Give only the number of lines in the records below that contain the word "color".

>> start

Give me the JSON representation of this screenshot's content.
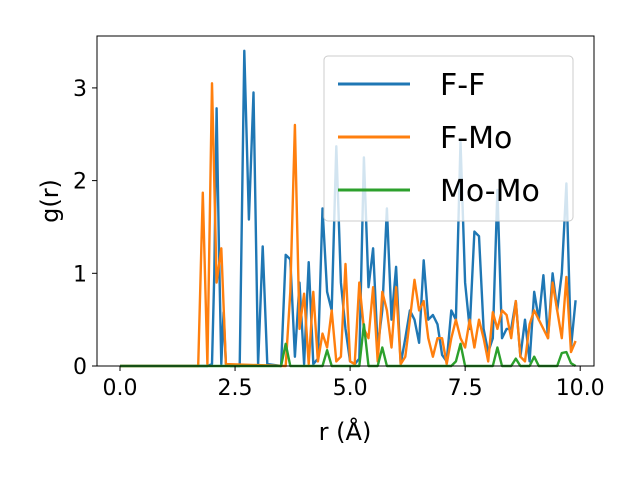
{
  "chart_data": {
    "type": "line",
    "xlabel": "r (Å)",
    "ylabel": "g(r)",
    "xlim": [
      -0.5,
      10.3
    ],
    "ylim": [
      0,
      3.56
    ],
    "xticks": [
      0.0,
      2.5,
      5.0,
      7.5,
      10.0
    ],
    "xtick_labels": [
      "0.0",
      "2.5",
      "5.0",
      "7.5",
      "10.0"
    ],
    "yticks": [
      0,
      1,
      2,
      3
    ],
    "ytick_labels": [
      "0",
      "1",
      "2",
      "3"
    ],
    "grid": false,
    "legend_position": "upper right",
    "series": [
      {
        "name": "F-F",
        "color": "#1f77b4",
        "points": [
          [
            0.0,
            0
          ],
          [
            1.9,
            0
          ],
          [
            2.0,
            0.02
          ],
          [
            2.05,
            1.0
          ],
          [
            2.1,
            2.78
          ],
          [
            2.15,
            1.3
          ],
          [
            2.2,
            0.02
          ],
          [
            2.25,
            0.58
          ],
          [
            2.3,
            0.02
          ],
          [
            2.4,
            0
          ],
          [
            2.6,
            0
          ],
          [
            2.7,
            3.4
          ],
          [
            2.8,
            1.58
          ],
          [
            2.9,
            2.95
          ],
          [
            3.0,
            0.02
          ],
          [
            3.1,
            1.29
          ],
          [
            3.2,
            0.02
          ],
          [
            3.5,
            0
          ],
          [
            3.6,
            1.2
          ],
          [
            3.7,
            1.15
          ],
          [
            3.8,
            0.1
          ],
          [
            3.9,
            0.9
          ],
          [
            4.0,
            0.02
          ],
          [
            4.1,
            1.12
          ],
          [
            4.2,
            0.02
          ],
          [
            4.3,
            0.08
          ],
          [
            4.4,
            1.7
          ],
          [
            4.5,
            0.8
          ],
          [
            4.6,
            0.6
          ],
          [
            4.7,
            2.37
          ],
          [
            4.8,
            0.9
          ],
          [
            4.9,
            0.4
          ],
          [
            5.0,
            0.05
          ],
          [
            5.1,
            0.02
          ],
          [
            5.2,
            0.08
          ],
          [
            5.3,
            2.25
          ],
          [
            5.4,
            0.85
          ],
          [
            5.5,
            1.27
          ],
          [
            5.6,
            0.2
          ],
          [
            5.7,
            0.6
          ],
          [
            5.8,
            1.7
          ],
          [
            5.9,
            0.5
          ],
          [
            6.0,
            1.07
          ],
          [
            6.1,
            0.02
          ],
          [
            6.2,
            0.3
          ],
          [
            6.3,
            0.6
          ],
          [
            6.4,
            0.5
          ],
          [
            6.5,
            0.25
          ],
          [
            6.6,
            1.14
          ],
          [
            6.7,
            0.5
          ],
          [
            6.8,
            0.55
          ],
          [
            6.9,
            0.45
          ],
          [
            7.0,
            0.12
          ],
          [
            7.1,
            0.05
          ],
          [
            7.2,
            0.6
          ],
          [
            7.3,
            0.5
          ],
          [
            7.4,
            2.42
          ],
          [
            7.5,
            0.9
          ],
          [
            7.6,
            0.4
          ],
          [
            7.7,
            1.45
          ],
          [
            7.8,
            1.4
          ],
          [
            7.9,
            0.4
          ],
          [
            8.0,
            0.15
          ],
          [
            8.1,
            0.3
          ],
          [
            8.2,
            1.9
          ],
          [
            8.3,
            0.3
          ],
          [
            8.4,
            0.4
          ],
          [
            8.5,
            0.4
          ],
          [
            8.6,
            0.7
          ],
          [
            8.7,
            0.1
          ],
          [
            8.8,
            0.5
          ],
          [
            8.9,
            0.05
          ],
          [
            9.0,
            0.8
          ],
          [
            9.1,
            0.5
          ],
          [
            9.2,
            0.98
          ],
          [
            9.3,
            0.3
          ],
          [
            9.4,
            1.0
          ],
          [
            9.5,
            0.6
          ],
          [
            9.6,
            1.0
          ],
          [
            9.7,
            1.97
          ],
          [
            9.8,
            0.2
          ],
          [
            9.9,
            0.71
          ]
        ]
      },
      {
        "name": "F-Mo",
        "color": "#ff7f0e",
        "points": [
          [
            0.0,
            0
          ],
          [
            1.7,
            0
          ],
          [
            1.8,
            1.87
          ],
          [
            1.9,
            0.02
          ],
          [
            2.0,
            3.05
          ],
          [
            2.1,
            0.9
          ],
          [
            2.2,
            1.27
          ],
          [
            2.3,
            0.02
          ],
          [
            3.6,
            0
          ],
          [
            3.7,
            0.8
          ],
          [
            3.8,
            2.6
          ],
          [
            3.9,
            0.4
          ],
          [
            4.0,
            0.78
          ],
          [
            4.1,
            0.02
          ],
          [
            4.2,
            0.8
          ],
          [
            4.3,
            0.05
          ],
          [
            4.4,
            0.35
          ],
          [
            4.5,
            0.2
          ],
          [
            4.6,
            0.6
          ],
          [
            4.7,
            0.05
          ],
          [
            4.8,
            0.1
          ],
          [
            4.9,
            1.1
          ],
          [
            5.0,
            0.05
          ],
          [
            5.1,
            0.02
          ],
          [
            5.2,
            0.9
          ],
          [
            5.3,
            0.4
          ],
          [
            5.4,
            0.3
          ],
          [
            5.5,
            0.85
          ],
          [
            5.6,
            0.05
          ],
          [
            5.7,
            0.8
          ],
          [
            5.8,
            0.6
          ],
          [
            5.9,
            0.2
          ],
          [
            6.0,
            0.85
          ],
          [
            6.1,
            0.02
          ],
          [
            6.2,
            0.1
          ],
          [
            6.3,
            0.5
          ],
          [
            6.4,
            0.93
          ],
          [
            6.5,
            0.6
          ],
          [
            6.6,
            0.7
          ],
          [
            6.7,
            0.3
          ],
          [
            6.8,
            0.1
          ],
          [
            6.9,
            0.3
          ],
          [
            7.0,
            0.3
          ],
          [
            7.1,
            0.02
          ],
          [
            7.2,
            0.3
          ],
          [
            7.3,
            0.5
          ],
          [
            7.4,
            0.3
          ],
          [
            7.5,
            0.2
          ],
          [
            7.6,
            0.5
          ],
          [
            7.7,
            0.2
          ],
          [
            7.8,
            0.5
          ],
          [
            7.9,
            0.3
          ],
          [
            8.0,
            0.05
          ],
          [
            8.1,
            0.58
          ],
          [
            8.2,
            0.4
          ],
          [
            8.3,
            0.6
          ],
          [
            8.4,
            0.55
          ],
          [
            8.5,
            0.3
          ],
          [
            8.6,
            0.7
          ],
          [
            8.7,
            0.1
          ],
          [
            8.8,
            0.05
          ],
          [
            8.9,
            0.45
          ],
          [
            9.0,
            0.6
          ],
          [
            9.1,
            0.5
          ],
          [
            9.2,
            0.4
          ],
          [
            9.3,
            0.3
          ],
          [
            9.4,
            0.9
          ],
          [
            9.5,
            0.6
          ],
          [
            9.6,
            0.3
          ],
          [
            9.7,
            0.96
          ],
          [
            9.8,
            0.15
          ],
          [
            9.9,
            0.27
          ]
        ]
      },
      {
        "name": "Mo-Mo",
        "color": "#2ca02c",
        "points": [
          [
            0.0,
            0
          ],
          [
            3.5,
            0
          ],
          [
            3.6,
            0.24
          ],
          [
            3.7,
            0
          ],
          [
            4.4,
            0
          ],
          [
            4.5,
            0.17
          ],
          [
            4.6,
            0
          ],
          [
            5.2,
            0
          ],
          [
            5.3,
            0.45
          ],
          [
            5.4,
            0
          ],
          [
            5.6,
            0
          ],
          [
            5.7,
            0.2
          ],
          [
            5.8,
            0
          ],
          [
            7.2,
            0
          ],
          [
            7.3,
            0.05
          ],
          [
            7.4,
            0.24
          ],
          [
            7.5,
            0
          ],
          [
            8.1,
            0
          ],
          [
            8.2,
            0.2
          ],
          [
            8.3,
            0
          ],
          [
            8.5,
            0
          ],
          [
            8.6,
            0.08
          ],
          [
            8.7,
            0
          ],
          [
            8.9,
            0
          ],
          [
            9.0,
            0.1
          ],
          [
            9.1,
            0
          ],
          [
            9.5,
            0
          ],
          [
            9.6,
            0.14
          ],
          [
            9.7,
            0.15
          ],
          [
            9.8,
            0.03
          ],
          [
            9.9,
            0
          ]
        ]
      }
    ]
  }
}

>> end

TASK OUTPUT: 3